## start

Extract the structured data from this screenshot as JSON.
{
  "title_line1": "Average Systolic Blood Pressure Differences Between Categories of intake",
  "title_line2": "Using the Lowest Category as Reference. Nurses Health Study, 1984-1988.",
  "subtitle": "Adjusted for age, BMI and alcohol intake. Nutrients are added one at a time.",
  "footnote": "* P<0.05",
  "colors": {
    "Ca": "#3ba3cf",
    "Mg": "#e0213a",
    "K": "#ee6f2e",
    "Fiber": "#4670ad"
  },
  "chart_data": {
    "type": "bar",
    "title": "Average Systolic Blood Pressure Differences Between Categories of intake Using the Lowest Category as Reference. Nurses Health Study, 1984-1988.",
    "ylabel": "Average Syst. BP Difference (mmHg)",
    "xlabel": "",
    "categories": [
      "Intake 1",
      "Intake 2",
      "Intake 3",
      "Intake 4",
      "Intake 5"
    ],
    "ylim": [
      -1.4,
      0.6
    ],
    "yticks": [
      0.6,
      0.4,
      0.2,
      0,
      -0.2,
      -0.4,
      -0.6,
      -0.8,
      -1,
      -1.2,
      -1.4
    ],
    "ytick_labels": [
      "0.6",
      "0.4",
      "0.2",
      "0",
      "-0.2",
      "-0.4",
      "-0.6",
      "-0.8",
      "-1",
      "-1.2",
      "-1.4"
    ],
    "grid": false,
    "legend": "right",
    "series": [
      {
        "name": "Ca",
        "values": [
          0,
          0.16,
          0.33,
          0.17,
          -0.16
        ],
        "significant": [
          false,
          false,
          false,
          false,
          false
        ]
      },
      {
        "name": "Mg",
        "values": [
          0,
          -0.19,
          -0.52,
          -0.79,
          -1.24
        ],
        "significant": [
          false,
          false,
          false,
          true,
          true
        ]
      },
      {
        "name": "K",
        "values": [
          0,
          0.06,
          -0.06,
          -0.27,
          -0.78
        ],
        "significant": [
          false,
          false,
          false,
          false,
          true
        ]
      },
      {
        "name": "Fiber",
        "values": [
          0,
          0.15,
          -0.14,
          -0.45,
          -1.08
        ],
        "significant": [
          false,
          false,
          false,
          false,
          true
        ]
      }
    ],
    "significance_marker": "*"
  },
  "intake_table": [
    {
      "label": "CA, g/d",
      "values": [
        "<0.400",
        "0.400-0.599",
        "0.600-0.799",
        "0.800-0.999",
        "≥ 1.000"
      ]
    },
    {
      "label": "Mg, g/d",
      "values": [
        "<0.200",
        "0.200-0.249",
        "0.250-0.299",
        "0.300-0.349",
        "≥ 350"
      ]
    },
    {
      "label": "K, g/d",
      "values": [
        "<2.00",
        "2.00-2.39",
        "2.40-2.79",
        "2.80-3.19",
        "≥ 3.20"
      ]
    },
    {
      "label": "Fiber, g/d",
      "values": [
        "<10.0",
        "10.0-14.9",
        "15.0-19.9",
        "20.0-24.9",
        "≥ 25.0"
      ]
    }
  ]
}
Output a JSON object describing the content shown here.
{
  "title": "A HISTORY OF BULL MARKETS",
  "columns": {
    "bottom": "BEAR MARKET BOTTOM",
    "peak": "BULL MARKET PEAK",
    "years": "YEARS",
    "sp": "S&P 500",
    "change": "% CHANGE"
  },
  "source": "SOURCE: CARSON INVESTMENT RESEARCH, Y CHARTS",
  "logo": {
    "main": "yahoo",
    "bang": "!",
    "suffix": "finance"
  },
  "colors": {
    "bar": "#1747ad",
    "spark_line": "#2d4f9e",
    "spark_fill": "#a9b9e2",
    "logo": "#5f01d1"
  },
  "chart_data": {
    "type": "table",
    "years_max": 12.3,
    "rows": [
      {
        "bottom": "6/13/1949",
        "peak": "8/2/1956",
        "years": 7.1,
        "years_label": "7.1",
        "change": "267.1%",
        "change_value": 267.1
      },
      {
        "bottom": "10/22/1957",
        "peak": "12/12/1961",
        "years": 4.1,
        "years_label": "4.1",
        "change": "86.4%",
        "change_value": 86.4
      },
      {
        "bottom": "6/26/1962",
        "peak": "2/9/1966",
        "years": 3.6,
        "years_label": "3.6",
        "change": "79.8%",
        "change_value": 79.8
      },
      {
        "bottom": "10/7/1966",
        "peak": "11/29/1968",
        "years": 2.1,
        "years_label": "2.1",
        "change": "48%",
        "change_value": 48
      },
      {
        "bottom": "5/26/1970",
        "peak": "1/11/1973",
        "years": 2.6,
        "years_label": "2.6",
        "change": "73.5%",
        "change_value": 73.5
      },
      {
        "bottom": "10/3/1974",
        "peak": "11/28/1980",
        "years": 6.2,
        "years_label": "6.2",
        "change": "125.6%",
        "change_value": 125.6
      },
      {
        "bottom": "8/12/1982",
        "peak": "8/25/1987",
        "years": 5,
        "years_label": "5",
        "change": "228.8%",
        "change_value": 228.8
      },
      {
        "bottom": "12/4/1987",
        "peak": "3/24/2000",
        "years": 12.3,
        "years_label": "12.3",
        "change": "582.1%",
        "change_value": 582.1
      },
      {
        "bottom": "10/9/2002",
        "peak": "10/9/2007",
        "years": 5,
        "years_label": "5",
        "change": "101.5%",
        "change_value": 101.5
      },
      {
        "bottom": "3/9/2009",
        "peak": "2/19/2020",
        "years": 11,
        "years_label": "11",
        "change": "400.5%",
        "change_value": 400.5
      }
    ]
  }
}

## end

Given problem -
Track down every line of the material containing the string "JSON", and copy it.

Expected answer -
Extract the structured data from this screenshot as JSON.
Output a JSON object describing the content shown here.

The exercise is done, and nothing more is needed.